Stored entries:

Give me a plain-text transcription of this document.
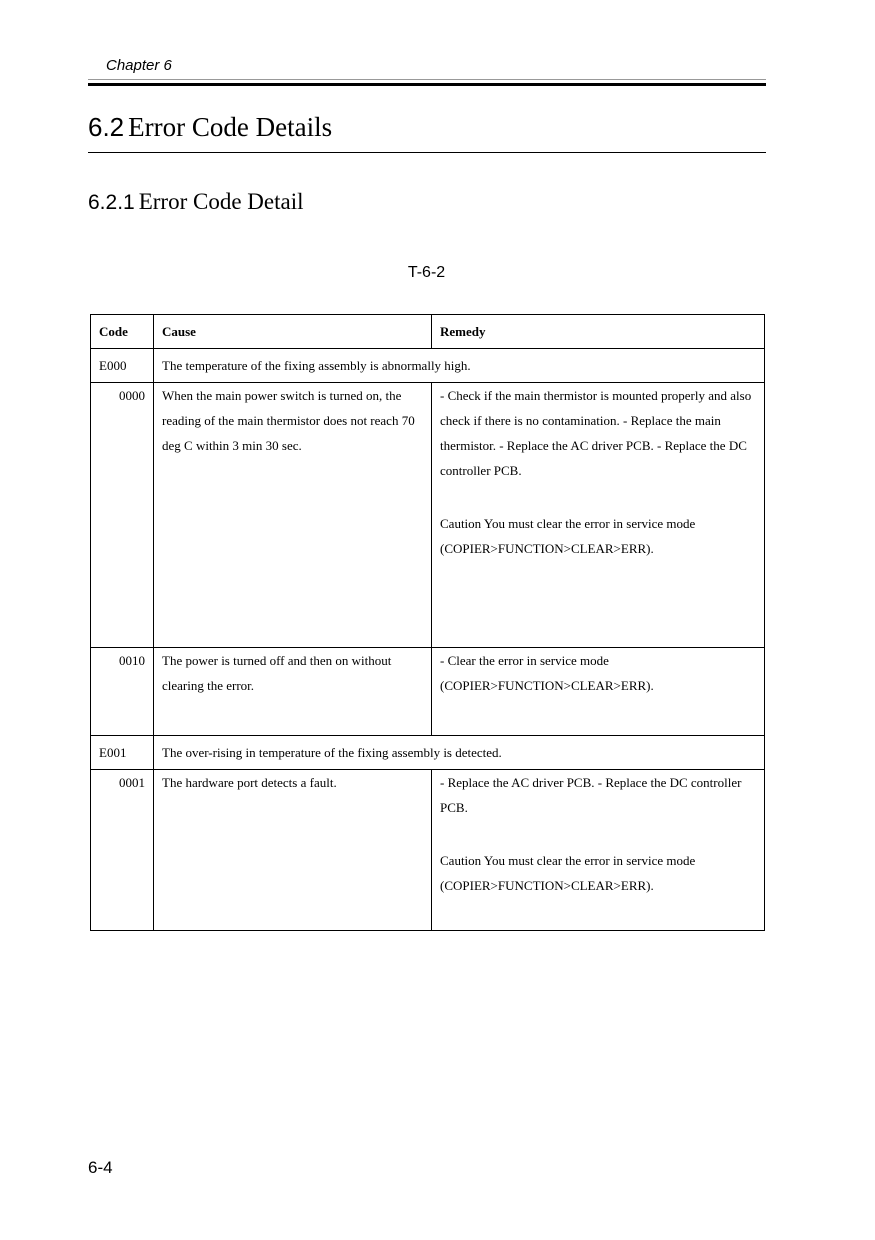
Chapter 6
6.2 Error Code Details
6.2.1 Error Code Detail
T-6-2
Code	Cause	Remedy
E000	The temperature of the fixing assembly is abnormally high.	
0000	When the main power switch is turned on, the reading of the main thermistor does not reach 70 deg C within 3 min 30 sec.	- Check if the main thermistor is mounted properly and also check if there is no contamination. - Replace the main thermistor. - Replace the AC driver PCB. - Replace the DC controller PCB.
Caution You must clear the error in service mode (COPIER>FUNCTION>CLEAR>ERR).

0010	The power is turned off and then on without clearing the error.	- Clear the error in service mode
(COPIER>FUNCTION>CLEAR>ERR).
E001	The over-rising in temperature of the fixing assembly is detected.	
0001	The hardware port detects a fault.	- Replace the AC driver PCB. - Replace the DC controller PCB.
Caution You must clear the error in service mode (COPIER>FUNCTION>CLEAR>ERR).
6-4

---

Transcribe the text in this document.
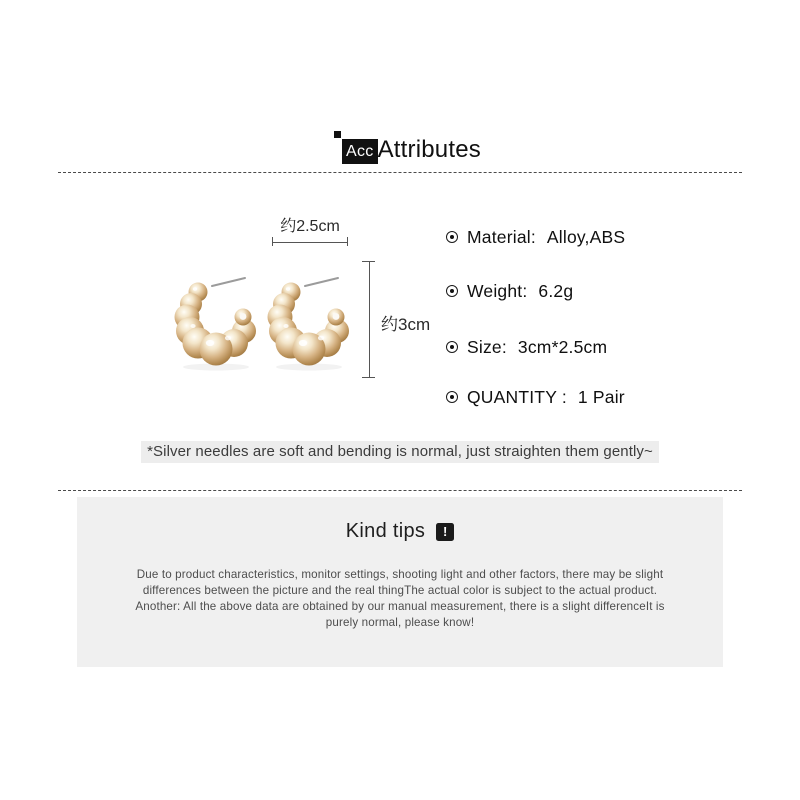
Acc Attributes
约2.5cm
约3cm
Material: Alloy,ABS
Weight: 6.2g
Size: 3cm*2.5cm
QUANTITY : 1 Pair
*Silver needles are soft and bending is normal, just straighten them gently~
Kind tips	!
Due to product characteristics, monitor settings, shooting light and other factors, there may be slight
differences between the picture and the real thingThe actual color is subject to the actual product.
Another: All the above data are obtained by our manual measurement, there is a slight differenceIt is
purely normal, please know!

_WHAT YOU ARE ASKED TO DO_: Read through the entries and copy each line in which "this" appears.

_FULL SOLUTION_:
Give me a plain-text transcription of this document.
Transcribe the text in this document.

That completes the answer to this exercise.